# start of DATA LINES
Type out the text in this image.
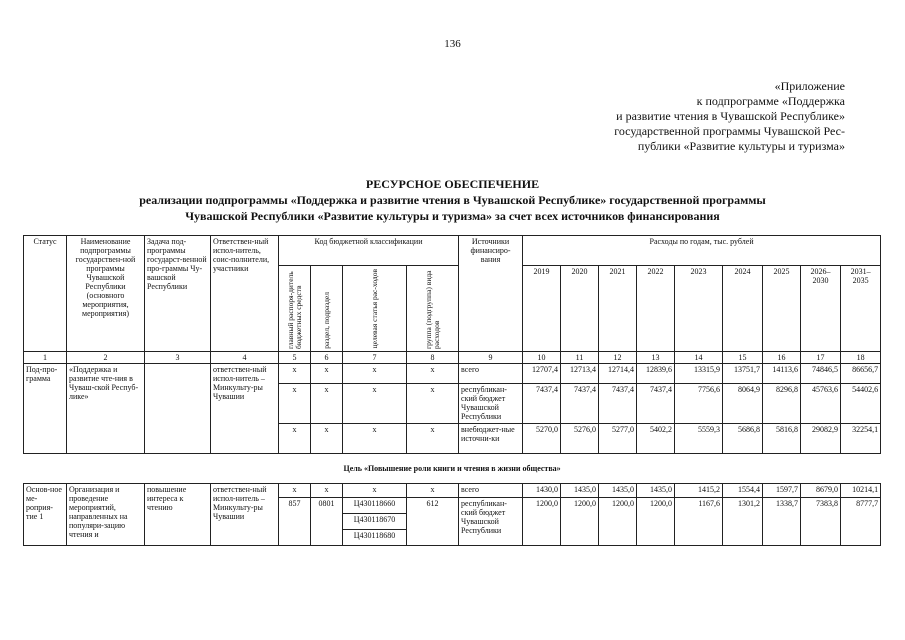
136
«Приложение
к подпрограмме «Поддержка
и развитие чтения в Чувашской Республике»
государственной программы Чувашской Рес-
публики «Развитие культуры и туризма»
РЕСУРСНОЕ ОБЕСПЕЧЕНИЕ
реализации подпрограммы «Поддержка и развитие чтения в Чувашской Республике» государственной программы
Чувашской Республики «Развитие культуры и туризма» за счет всех источников финансирования
Статус	Наименование подпрограммы государствен-ной программы Чувашской Республики (основного мероприятия, мероприятия)	Задача под-программы государст-венной про-граммы Чу-вашской Республики	Ответствен-ный испол-нитель, соис-полнители, участники	Код бюджетной классификации				Источники финансиро-вания	Расходы по годам, тыс. рублей								

				главный распоря-дитель бюджетных средств	раздел, подраздел	целевая статья рас-ходов	группа (подгруппа) вида расходов		2019	2020	2021	2022	2023	2024	2025	2026–2030	2031–2035
1	2	3	4	5	6	7	8	9	10	11	12	13	14	15	16	17	18
Под-про-грамма	«Поддержка и развитие чте-ния в Чуваш-ской Респуб-лике»		ответствен-ный испол-нитель – Минкульту-ры Чувашии	x	x	x	x	всего	12707,4	12713,4	12714,4	12839,6	13315,9	13751,7	14113,6	74846,5	86656,7
				x	x	x	x	республикан-ский бюджет Чувашской Республики	7437,4	7437,4	7437,4	7437,4	7756,6	8064,9	8296,8	45763,6	54402,6
				x	x	x	x	внебюджет-ные источни-ки	5270,0	5276,0	5277,0	5402,2	5559,3	5686,8	5816,8	29082,9	32254,1
Цель «Повышение роли книги и чтения в жизни общества»																	
Основ-ное ме-роприя-тие 1	Организация и проведение мероприятий, направленных на популяри-зацию чтения и	повышение интереса к чтению	ответствен-ный испол-нитель – Минкульту-ры Чувашии	x	x	x	x	всего	1430,0	1435,0	1435,0	1435,0	1415,2	1554,4	1597,7	8679,0	10214,1
				857	0801	Ц430118660	612	республикан-ский бюджет Чувашской Республики	1200,0	1200,0	1200,0	1200,0	1167,6	1301,2	1338,7	7383,8	8777,7
						Ц430118670											
						Ц430118680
# end of DATA LINES
_WRITTEN PROBLEM:_ Repeat the listing verbatim. Skip the pictures.

_EXERCISE ANSWER:_
Type out the text in this image.
136
«Приложение
к подпрограмме «Поддержка
и развитие чтения в Чувашской Республике»
государственной программы Чувашской Рес-
публики «Развитие культуры и туризма»
РЕСУРСНОЕ ОБЕСПЕЧЕНИЕ
реализации подпрограммы «Поддержка и развитие чтения в Чувашской Республике» государственной программы
Чувашской Республики «Развитие культуры и туризма» за счет всех источников финансирования
Статус	Наименование подпрограммы государствен-ной программы Чувашской Республики (основного мероприятия, мероприятия)	Задача под-программы государст-венной про-граммы Чу-вашской Республики	Ответствен-ный испол-нитель, соис-полнители, участники	Код бюджетной классификации				Источники финансиро-вания	Расходы по годам, тыс. рублей								

				главный распоря-дитель бюджетных средств	раздел, подраздел	целевая статья рас-ходов	группа (подгруппа) вида расходов		2019	2020	2021	2022	2023	2024	2025	2026–2030	2031–2035
1	2	3	4	5	6	7	8	9	10	11	12	13	14	15	16	17	18
Под-про-грамма	«Поддержка и развитие чте-ния в Чуваш-ской Респуб-лике»		ответствен-ный испол-нитель – Минкульту-ры Чувашии	x	x	x	x	всего	12707,4	12713,4	12714,4	12839,6	13315,9	13751,7	14113,6	74846,5	86656,7
				x	x	x	x	республикан-ский бюджет Чувашской Республики	7437,4	7437,4	7437,4	7437,4	7756,6	8064,9	8296,8	45763,6	54402,6
				x	x	x	x	внебюджет-ные источни-ки	5270,0	5276,0	5277,0	5402,2	5559,3	5686,8	5816,8	29082,9	32254,1
Цель «Повышение роли книги и чтения в жизни общества»																	
Основ-ное ме-роприя-тие 1	Организация и проведение мероприятий, направленных на популяри-зацию чтения и	повышение интереса к чтению	ответствен-ный испол-нитель – Минкульту-ры Чувашии	x	x	x	x	всего	1430,0	1435,0	1435,0	1435,0	1415,2	1554,4	1597,7	8679,0	10214,1
				857	0801	Ц430118660	612	республикан-ский бюджет Чувашской Республики	1200,0	1200,0	1200,0	1200,0	1167,6	1301,2	1338,7	7383,8	8777,7
						Ц430118670											
						Ц430118680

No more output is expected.